WHAT THE EXERCISE ASKS
Retype the material word for word.

(Extracted records)
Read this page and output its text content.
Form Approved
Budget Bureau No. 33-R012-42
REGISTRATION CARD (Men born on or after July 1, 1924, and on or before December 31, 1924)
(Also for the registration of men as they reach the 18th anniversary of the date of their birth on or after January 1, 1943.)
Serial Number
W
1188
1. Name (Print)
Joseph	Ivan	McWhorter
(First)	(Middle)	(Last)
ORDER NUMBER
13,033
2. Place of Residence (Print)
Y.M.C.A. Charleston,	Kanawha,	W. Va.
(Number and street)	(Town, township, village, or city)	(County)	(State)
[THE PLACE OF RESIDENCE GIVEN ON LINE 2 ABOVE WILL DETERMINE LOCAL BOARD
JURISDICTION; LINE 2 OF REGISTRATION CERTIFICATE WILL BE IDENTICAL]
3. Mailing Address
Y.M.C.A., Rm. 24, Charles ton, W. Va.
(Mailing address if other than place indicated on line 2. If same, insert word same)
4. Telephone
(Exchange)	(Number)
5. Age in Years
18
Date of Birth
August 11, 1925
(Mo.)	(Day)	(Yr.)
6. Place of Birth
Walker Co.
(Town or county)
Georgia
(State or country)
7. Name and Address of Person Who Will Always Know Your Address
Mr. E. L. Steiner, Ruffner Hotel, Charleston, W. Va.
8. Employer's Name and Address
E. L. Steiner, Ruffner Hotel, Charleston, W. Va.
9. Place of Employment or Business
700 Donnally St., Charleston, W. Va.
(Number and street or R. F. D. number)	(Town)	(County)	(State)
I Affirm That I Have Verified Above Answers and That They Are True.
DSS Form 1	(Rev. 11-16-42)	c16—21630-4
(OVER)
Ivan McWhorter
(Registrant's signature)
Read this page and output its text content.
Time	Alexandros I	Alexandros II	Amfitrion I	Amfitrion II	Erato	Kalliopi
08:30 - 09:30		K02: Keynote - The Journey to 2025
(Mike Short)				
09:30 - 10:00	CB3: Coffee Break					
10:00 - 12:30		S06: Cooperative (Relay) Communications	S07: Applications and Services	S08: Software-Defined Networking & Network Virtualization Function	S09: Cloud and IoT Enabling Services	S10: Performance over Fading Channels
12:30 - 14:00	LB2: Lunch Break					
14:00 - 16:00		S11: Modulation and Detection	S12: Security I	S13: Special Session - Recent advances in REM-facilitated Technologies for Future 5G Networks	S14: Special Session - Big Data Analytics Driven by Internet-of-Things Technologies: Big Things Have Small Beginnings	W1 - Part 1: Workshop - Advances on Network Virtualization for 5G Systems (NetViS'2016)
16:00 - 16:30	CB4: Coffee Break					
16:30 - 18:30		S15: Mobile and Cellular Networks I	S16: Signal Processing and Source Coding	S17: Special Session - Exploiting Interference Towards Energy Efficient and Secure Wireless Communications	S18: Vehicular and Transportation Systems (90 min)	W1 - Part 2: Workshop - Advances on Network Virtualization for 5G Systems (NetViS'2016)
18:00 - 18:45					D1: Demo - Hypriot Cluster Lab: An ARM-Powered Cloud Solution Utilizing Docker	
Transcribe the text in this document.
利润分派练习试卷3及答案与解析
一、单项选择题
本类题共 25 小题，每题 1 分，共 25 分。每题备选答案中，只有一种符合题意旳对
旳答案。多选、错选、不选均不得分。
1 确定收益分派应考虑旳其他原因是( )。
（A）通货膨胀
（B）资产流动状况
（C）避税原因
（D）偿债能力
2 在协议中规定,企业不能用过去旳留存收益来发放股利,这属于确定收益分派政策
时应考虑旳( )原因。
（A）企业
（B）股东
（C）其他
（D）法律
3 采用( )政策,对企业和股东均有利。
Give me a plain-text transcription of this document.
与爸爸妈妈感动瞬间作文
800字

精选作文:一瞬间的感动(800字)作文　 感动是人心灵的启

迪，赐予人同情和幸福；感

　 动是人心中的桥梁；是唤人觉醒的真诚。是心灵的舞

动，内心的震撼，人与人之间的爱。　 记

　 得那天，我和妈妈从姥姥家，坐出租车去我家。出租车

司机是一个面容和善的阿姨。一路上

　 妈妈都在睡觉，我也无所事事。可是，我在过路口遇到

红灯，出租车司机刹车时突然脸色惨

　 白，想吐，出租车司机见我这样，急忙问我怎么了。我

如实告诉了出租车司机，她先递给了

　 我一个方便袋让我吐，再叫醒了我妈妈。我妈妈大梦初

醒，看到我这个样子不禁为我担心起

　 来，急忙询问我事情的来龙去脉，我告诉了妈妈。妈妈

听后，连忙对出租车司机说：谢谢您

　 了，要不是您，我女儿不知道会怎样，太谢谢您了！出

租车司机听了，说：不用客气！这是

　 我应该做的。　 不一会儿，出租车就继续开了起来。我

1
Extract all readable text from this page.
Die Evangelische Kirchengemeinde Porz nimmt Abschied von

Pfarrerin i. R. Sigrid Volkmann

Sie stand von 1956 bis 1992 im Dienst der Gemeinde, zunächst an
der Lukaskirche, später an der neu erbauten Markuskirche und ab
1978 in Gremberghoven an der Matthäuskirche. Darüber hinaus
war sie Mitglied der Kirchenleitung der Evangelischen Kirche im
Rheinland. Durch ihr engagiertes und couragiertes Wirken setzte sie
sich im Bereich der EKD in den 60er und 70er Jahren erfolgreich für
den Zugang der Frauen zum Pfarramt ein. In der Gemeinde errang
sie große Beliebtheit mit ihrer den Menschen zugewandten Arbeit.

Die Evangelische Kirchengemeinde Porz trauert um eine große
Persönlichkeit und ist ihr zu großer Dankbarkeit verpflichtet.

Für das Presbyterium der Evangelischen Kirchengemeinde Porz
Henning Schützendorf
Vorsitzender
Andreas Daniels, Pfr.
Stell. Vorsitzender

FULL RESPONSE
Read this page and output its text content.
Form Approved
Budget Bureau No. 33-R012-42
REGISTRATION CARD (Men born on or after July 1, 1924, and on or before December 31, 1924)
(Also for the registration of men as they reach the 18th anniversary of the date of their birth on or after January 1, 1943.)
Serial Number
W
1188
1. Name (Print)
Joseph	Ivan	McWhorter
(First)	(Middle)	(Last)
ORDER NUMBER
13,033
2. Place of Residence (Print)
Y.M.C.A. Charleston,	Kanawha,	W. Va.
(Number and street)	(Town, township, village, or city)	(County)	(State)
[THE PLACE OF RESIDENCE GIVEN ON LINE 2 ABOVE WILL DETERMINE LOCAL BOARD
JURISDICTION; LINE 2 OF REGISTRATION CERTIFICATE WILL BE IDENTICAL]
3. Mailing Address
Y.M.C.A., Rm. 24, Charles ton, W. Va.
(Mailing address if other than place indicated on line 2. If same, insert word same)
4. Telephone
(Exchange)	(Number)
5. Age in Years
18
Date of Birth
August 11, 1925
(Mo.)	(Day)	(Yr.)
6. Place of Birth
Walker Co.
(Town or county)
Georgia
(State or country)
7. Name and Address of Person Who Will Always Know Your Address
Mr. E. L. Steiner, Ruffner Hotel, Charleston, W. Va.
8. Employer's Name and Address
E. L. Steiner, Ruffner Hotel, Charleston, W. Va.
9. Place of Employment or Business
700 Donnally St., Charleston, W. Va.
(Number and street or R. F. D. number)	(Town)	(County)	(State)
I Affirm That I Have Verified Above Answers and That They Are True.
DSS Form 1	(Rev. 11-16-42)	c16—21630-4
(OVER)
Ivan McWhorter
(Registrant's signature)
Read this page and output its text content.
Time	Alexandros I	Alexandros II	Amfitrion I	Amfitrion II	Erato	Kalliopi
08:30 - 09:30		K02: Keynote - The Journey to 2025
(Mike Short)				
09:30 - 10:00	CB3: Coffee Break					
10:00 - 12:30		S06: Cooperative (Relay) Communications	S07: Applications and Services	S08: Software-Defined Networking & Network Virtualization Function	S09: Cloud and IoT Enabling Services	S10: Performance over Fading Channels
12:30 - 14:00	LB2: Lunch Break					
14:00 - 16:00		S11: Modulation and Detection	S12: Security I	S13: Special Session - Recent advances in REM-facilitated Technologies for Future 5G Networks	S14: Special Session - Big Data Analytics Driven by Internet-of-Things Technologies: Big Things Have Small Beginnings	W1 - Part 1: Workshop - Advances on Network Virtualization for 5G Systems (NetViS'2016)
16:00 - 16:30	CB4: Coffee Break					
16:30 - 18:30		S15: Mobile and Cellular Networks I	S16: Signal Processing and Source Coding	S17: Special Session - Exploiting Interference Towards Energy Efficient and Secure Wireless Communications	S18: Vehicular and Transportation Systems (90 min)	W1 - Part 2: Workshop - Advances on Network Virtualization for 5G Systems (NetViS'2016)
18:00 - 18:45					D1: Demo - Hypriot Cluster Lab: An ARM-Powered Cloud Solution Utilizing Docker	
Transcribe the text in this document.
利润分派练习试卷3及答案与解析
一、单项选择题
本类题共 25 小题，每题 1 分，共 25 分。每题备选答案中，只有一种符合题意旳对
旳答案。多选、错选、不选均不得分。
1 确定收益分派应考虑旳其他原因是( )。
（A）通货膨胀
（B）资产流动状况
（C）避税原因
（D）偿债能力
2 在协议中规定,企业不能用过去旳留存收益来发放股利,这属于确定收益分派政策
时应考虑旳( )原因。
（A）企业
（B）股东
（C）其他
（D）法律
3 采用( )政策,对企业和股东均有利。
Give me a plain-text transcription of this document.
与爸爸妈妈感动瞬间作文
800字

精选作文:一瞬间的感动(800字)作文　 感动是人心灵的启

迪，赐予人同情和幸福；感

　 动是人心中的桥梁；是唤人觉醒的真诚。是心灵的舞

动，内心的震撼，人与人之间的爱。　 记

　 得那天，我和妈妈从姥姥家，坐出租车去我家。出租车

司机是一个面容和善的阿姨。一路上

　 妈妈都在睡觉，我也无所事事。可是，我在过路口遇到

红灯，出租车司机刹车时突然脸色惨

　 白，想吐，出租车司机见我这样，急忙问我怎么了。我

如实告诉了出租车司机，她先递给了

　 我一个方便袋让我吐，再叫醒了我妈妈。我妈妈大梦初

醒，看到我这个样子不禁为我担心起

　 来，急忙询问我事情的来龙去脉，我告诉了妈妈。妈妈

听后，连忙对出租车司机说：谢谢您

　 了，要不是您，我女儿不知道会怎样，太谢谢您了！出

租车司机听了，说：不用客气！这是

　 我应该做的。　 不一会儿，出租车就继续开了起来。我

1
Extract all readable text from this page.
Die Evangelische Kirchengemeinde Porz nimmt Abschied von

Pfarrerin i. R. Sigrid Volkmann

Sie stand von 1956 bis 1992 im Dienst der Gemeinde, zunächst an
der Lukaskirche, später an der neu erbauten Markuskirche und ab
1978 in Gremberghoven an der Matthäuskirche. Darüber hinaus
war sie Mitglied der Kirchenleitung der Evangelischen Kirche im
Rheinland. Durch ihr engagiertes und couragiertes Wirken setzte sie
sich im Bereich der EKD in den 60er und 70er Jahren erfolgreich für
den Zugang der Frauen zum Pfarramt ein. In der Gemeinde errang
sie große Beliebtheit mit ihrer den Menschen zugewandten Arbeit.

Die Evangelische Kirchengemeinde Porz trauert um eine große
Persönlichkeit und ist ihr zu großer Dankbarkeit verpflichtet.

Für das Presbyterium der Evangelischen Kirchengemeinde Porz
Henning Schützendorf
Vorsitzender
Andreas Daniels, Pfr.
Stell. Vorsitzender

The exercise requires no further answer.